Turn the rows below, from the line containing "- contour-cell: [503, 132, 512, 142]" through the line containing "- contour-cell: [451, 132, 460, 142]", into a JSON list of strings with one string per line, leaving out any blank lines.

** START **

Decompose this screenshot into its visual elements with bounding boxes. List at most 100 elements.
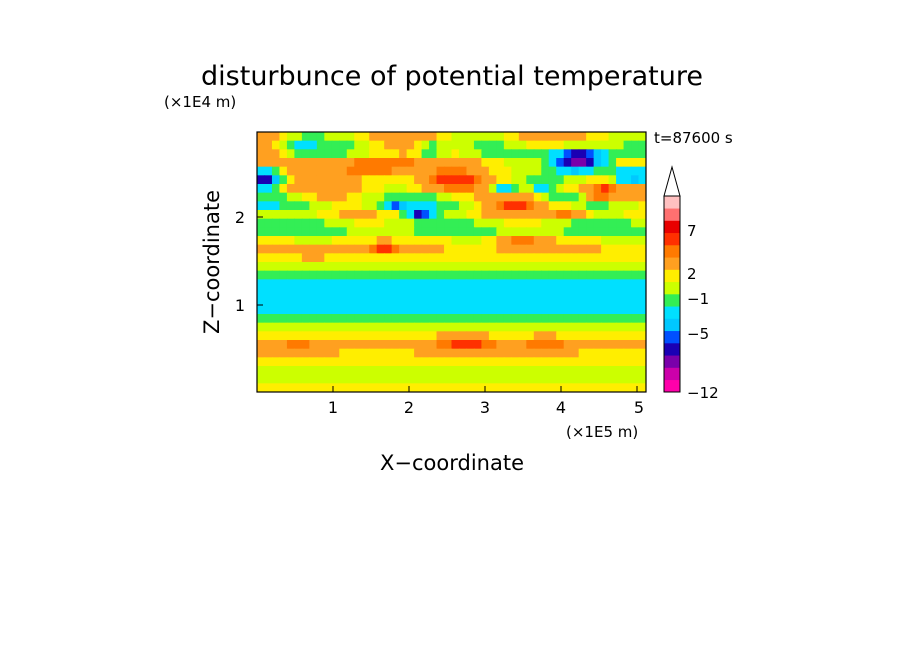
- contour-cell: [503, 132, 512, 142]
- contour-cell: [429, 322, 438, 332]
- contour-cell: [399, 192, 408, 202]
- contour-cell: [316, 158, 325, 168]
- contour-cell: [593, 305, 602, 315]
- contour-cell: [257, 236, 266, 246]
- contour-cell: [458, 149, 468, 159]
- contour-cell: [608, 236, 617, 246]
- contour-cell: [257, 244, 266, 254]
- contour-cell: [421, 140, 430, 150]
- contour-cell: [444, 140, 453, 150]
- contour-cell: [496, 383, 505, 392]
- contour-cell: [488, 305, 497, 315]
- contour-cell: [331, 314, 340, 324]
- contour-cell: [601, 244, 610, 254]
- contour-cell: [481, 348, 490, 358]
- contour-cell: [601, 348, 610, 358]
- contour-cell: [316, 322, 325, 332]
- contour-cell: [316, 140, 325, 150]
- contour-cell: [309, 340, 318, 350]
- contour-cell: [481, 175, 490, 185]
- contour-cell: [601, 192, 610, 202]
- contour-cell: [451, 132, 460, 142]
- contour-cell: [526, 236, 535, 246]
- contour-cell: [414, 331, 423, 341]
- contour-cell: [548, 149, 557, 159]
- contour-cell: [638, 348, 646, 358]
- contour-cell: [571, 262, 580, 272]
- contour-cell: [414, 314, 423, 324]
- contour-cell: [444, 331, 453, 341]
- contour-cell: [533, 366, 542, 376]
- contour-cell: [324, 262, 333, 272]
- contour-cell: [496, 175, 505, 185]
- contour-cell: [541, 158, 550, 168]
- contour-cell: [279, 227, 288, 237]
- contour-cell: [257, 253, 266, 263]
- contour-cell: [346, 314, 355, 324]
- contour-cell: [496, 158, 505, 168]
- contour-cell: [496, 322, 505, 332]
- contour-cell: [331, 192, 340, 202]
- contour-cell: [444, 210, 453, 220]
- contour-cell: [608, 158, 617, 168]
- contour-cell: [354, 149, 363, 159]
- contour-cell: [563, 279, 572, 289]
- contour-cell: [563, 340, 572, 350]
- contour-cell: [301, 158, 310, 168]
- contour-cell: [301, 357, 310, 367]
- contour-cell: [556, 340, 565, 350]
- contour-cell: [414, 201, 423, 211]
- contour-cell: [623, 244, 632, 254]
- contour-cell: [496, 357, 505, 367]
- contour-cell: [286, 140, 295, 150]
- contour-cell: [563, 227, 572, 237]
- contour-cell: [257, 166, 266, 176]
- contour-cell: [473, 331, 483, 341]
- contour-cell: [488, 331, 497, 341]
- contour-cell: [616, 132, 625, 142]
- contour-cell: [361, 227, 370, 237]
- contour-cell: [436, 383, 445, 392]
- contour-cell: [257, 296, 266, 306]
- contour-cell: [608, 357, 617, 367]
- contour-cell: [391, 348, 400, 358]
- contour-cell: [376, 210, 385, 220]
- contour-cell: [286, 244, 295, 254]
- contour-cell: [593, 331, 602, 341]
- contour-cell: [331, 322, 340, 332]
- contour-cell: [488, 140, 497, 150]
- contour-cell: [593, 218, 602, 228]
- contour-cell: [339, 296, 348, 306]
- contour-cell: [264, 322, 273, 332]
- contour-cell: [324, 166, 333, 176]
- contour-cell: [399, 314, 408, 324]
- contour-cell: [526, 132, 535, 142]
- contour-cell: [331, 175, 340, 185]
- contour-cell: [279, 331, 288, 341]
- contour-cell: [503, 348, 512, 358]
- contour-cell: [496, 348, 505, 358]
- contour-cell: [264, 331, 273, 341]
- contour-cell: [316, 383, 325, 392]
- contour-cell: [301, 218, 310, 228]
- contour-cell: [391, 288, 400, 298]
- contour-cell: [301, 166, 310, 176]
- contour-cell: [286, 357, 295, 367]
- contour-cell: [429, 331, 438, 341]
- contour-cell: [361, 244, 370, 254]
- contour-cell: [354, 374, 363, 384]
- contour-cell: [623, 314, 632, 324]
- contour-cell: [578, 322, 587, 332]
- contour-cell: [444, 201, 453, 211]
- contour-cell: [511, 218, 520, 228]
- contour-cell: [429, 288, 438, 298]
- contour-cell: [414, 132, 423, 142]
- contour-cell: [526, 322, 535, 332]
- contour-cell: [548, 357, 557, 367]
- contour-cell: [264, 366, 273, 376]
- contour-cell: [451, 201, 460, 211]
- contour-cell: [608, 262, 617, 272]
- contour-cell: [518, 158, 527, 168]
- contour-cell: [451, 236, 460, 246]
- contour-cell: [301, 296, 310, 306]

** END **

Completed task
[
  "- contour-cell: [503, 132, 512, 142]",
  "- contour-cell: [429, 322, 438, 332]",
  "- contour-cell: [399, 192, 408, 202]",
  "- contour-cell: [316, 158, 325, 168]",
  "- contour-cell: [593, 305, 602, 315]",
  "- contour-cell: [257, 236, 266, 246]",
  "- contour-cell: [458, 149, 468, 159]",
  "- contour-cell: [608, 236, 617, 246]",
  "- contour-cell: [257, 244, 266, 254]",
  "- contour-cell: [421, 140, 430, 150]",
  "- contour-cell: [444, 140, 453, 150]",
  "- contour-cell: [496, 383, 505, 392]",
  "- contour-cell: [488, 305, 497, 315]",
  "- contour-cell: [331, 314, 340, 324]",
  "- contour-cell: [601, 244, 610, 254]",
  "- contour-cell: [481, 348, 490, 358]",
  "- contour-cell: [601, 348, 610, 358]",
  "- contour-cell: [316, 322, 325, 332]",
  "- contour-cell: [316, 140, 325, 150]",
  "- contour-cell: [309, 340, 318, 350]",
  "- contour-cell: [481, 175, 490, 185]",
  "- contour-cell: [601, 192, 610, 202]",
  "- contour-cell: [451, 132, 460, 142]"
]